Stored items
· · · · ·
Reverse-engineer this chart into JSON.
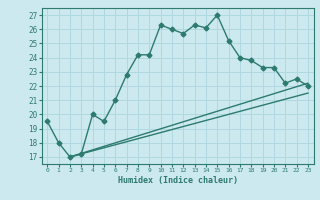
{
  "xlabel": "Humidex (Indice chaleur)",
  "ylabel": "",
  "xlim": [
    -0.5,
    23.5
  ],
  "ylim": [
    16.5,
    27.5
  ],
  "yticks": [
    17,
    18,
    19,
    20,
    21,
    22,
    23,
    24,
    25,
    26,
    27
  ],
  "xticks": [
    0,
    1,
    2,
    3,
    4,
    5,
    6,
    7,
    8,
    9,
    10,
    11,
    12,
    13,
    14,
    15,
    16,
    17,
    18,
    19,
    20,
    21,
    22,
    23
  ],
  "bg_color": "#cce9f0",
  "line_color": "#2d7a6e",
  "grid_color": "#b0d8e0",
  "main_x": [
    0,
    1,
    2,
    3,
    4,
    5,
    6,
    7,
    8,
    9,
    10,
    11,
    12,
    13,
    14,
    15,
    16,
    17,
    18,
    19,
    20,
    21,
    22,
    23
  ],
  "main_y": [
    19.5,
    18.0,
    17.0,
    17.2,
    20.0,
    19.5,
    21.0,
    22.8,
    24.2,
    24.2,
    26.3,
    26.0,
    25.7,
    26.3,
    26.1,
    27.0,
    25.2,
    24.0,
    23.8,
    23.3,
    23.3,
    22.2,
    22.5,
    22.0
  ],
  "line1_x": [
    2,
    23
  ],
  "line1_y": [
    17.0,
    21.5
  ],
  "line2_x": [
    2,
    23
  ],
  "line2_y": [
    17.0,
    22.2
  ],
  "marker": "D",
  "markersize": 2.5,
  "linewidth": 1.0
}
· · · · ·
Leave the pictures out and copy the rest of the data exactly.

Reverse-engineer this chart into JSON.
{
  "xlabel": "Humidex (Indice chaleur)",
  "ylabel": "",
  "xlim": [
    -0.5,
    23.5
  ],
  "ylim": [
    16.5,
    27.5
  ],
  "yticks": [
    17,
    18,
    19,
    20,
    21,
    22,
    23,
    24,
    25,
    26,
    27
  ],
  "xticks": [
    0,
    1,
    2,
    3,
    4,
    5,
    6,
    7,
    8,
    9,
    10,
    11,
    12,
    13,
    14,
    15,
    16,
    17,
    18,
    19,
    20,
    21,
    22,
    23
  ],
  "bg_color": "#cce9f0",
  "line_color": "#2d7a6e",
  "grid_color": "#b0d8e0",
  "main_x": [
    0,
    1,
    2,
    3,
    4,
    5,
    6,
    7,
    8,
    9,
    10,
    11,
    12,
    13,
    14,
    15,
    16,
    17,
    18,
    19,
    20,
    21,
    22,
    23
  ],
  "main_y": [
    19.5,
    18.0,
    17.0,
    17.2,
    20.0,
    19.5,
    21.0,
    22.8,
    24.2,
    24.2,
    26.3,
    26.0,
    25.7,
    26.3,
    26.1,
    27.0,
    25.2,
    24.0,
    23.8,
    23.3,
    23.3,
    22.2,
    22.5,
    22.0
  ],
  "line1_x": [
    2,
    23
  ],
  "line1_y": [
    17.0,
    21.5
  ],
  "line2_x": [
    2,
    23
  ],
  "line2_y": [
    17.0,
    22.2
  ],
  "marker": "D",
  "markersize": 2.5,
  "linewidth": 1.0
}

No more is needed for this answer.